-- STATED PROBLEM --
Your task is to filter the data below down to the lines holding "meta".

-- LISTING --
----
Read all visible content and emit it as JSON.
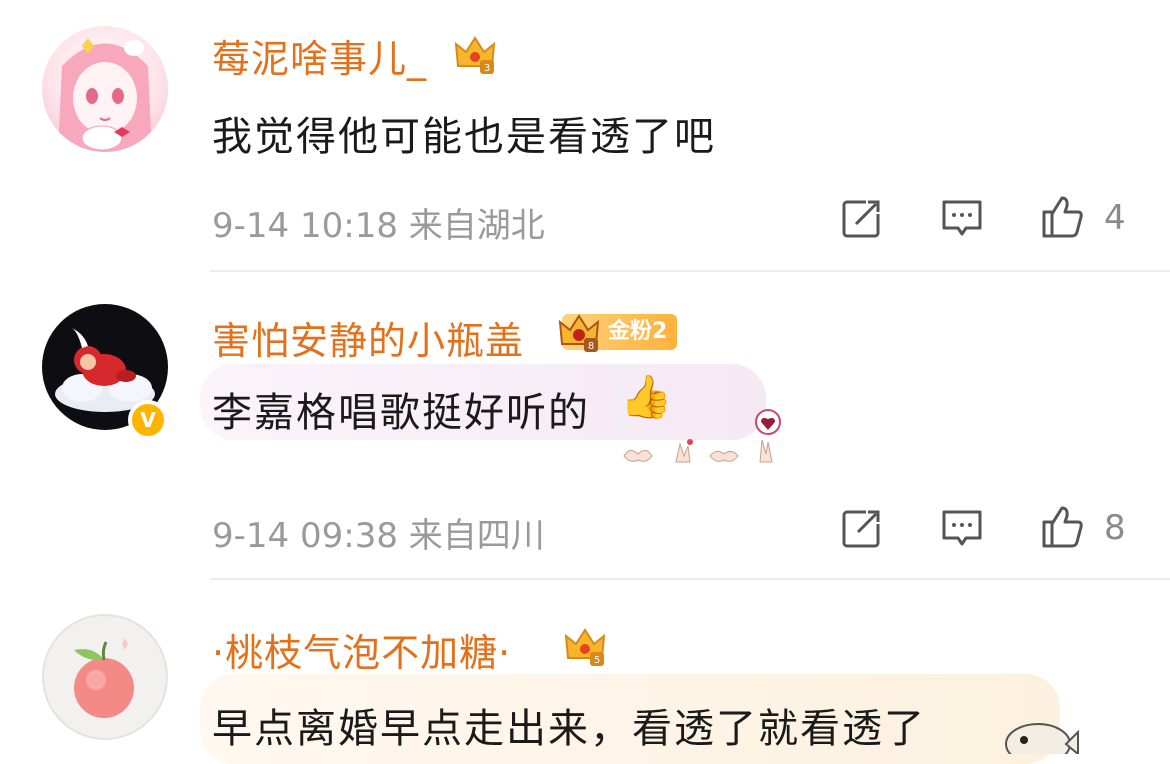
{
  "comments": [
    {
      "username": "莓泥啥事儿_",
      "text": "我觉得他可能也是看透了吧",
      "meta": "9-14 10:18 来自湖北",
      "likes": "4",
      "level": "3",
      "verified": false
    },
    {
      "username": "害怕安静的小瓶盖",
      "text": "李嘉格唱歌挺好听的",
      "emoji": "👍",
      "meta": "9-14 09:38 来自四川",
      "likes": "8",
      "level": "8",
      "fan_badge": "金粉2",
      "verified": true,
      "verified_mark": "V"
    },
    {
      "username": "·桃枝气泡不加糖·",
      "text": "早点离婚早点走出来，看透了就看透了",
      "level": "5",
      "verified": false
    }
  ],
  "icons": {
    "share": "share-icon",
    "comment": "comment-icon",
    "like": "thumbs-up-icon",
    "crown": "crown-icon"
  },
  "colors": {
    "username": "#e4711a",
    "meta": "#9a9a9a",
    "text": "#1a1a1a"
  }
}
----
-- FULL SOLUTION --
      "meta": "9-14 10:18 来自湖北",
      "meta": "9-14 09:38 来自四川",
    "meta": "#9a9a9a",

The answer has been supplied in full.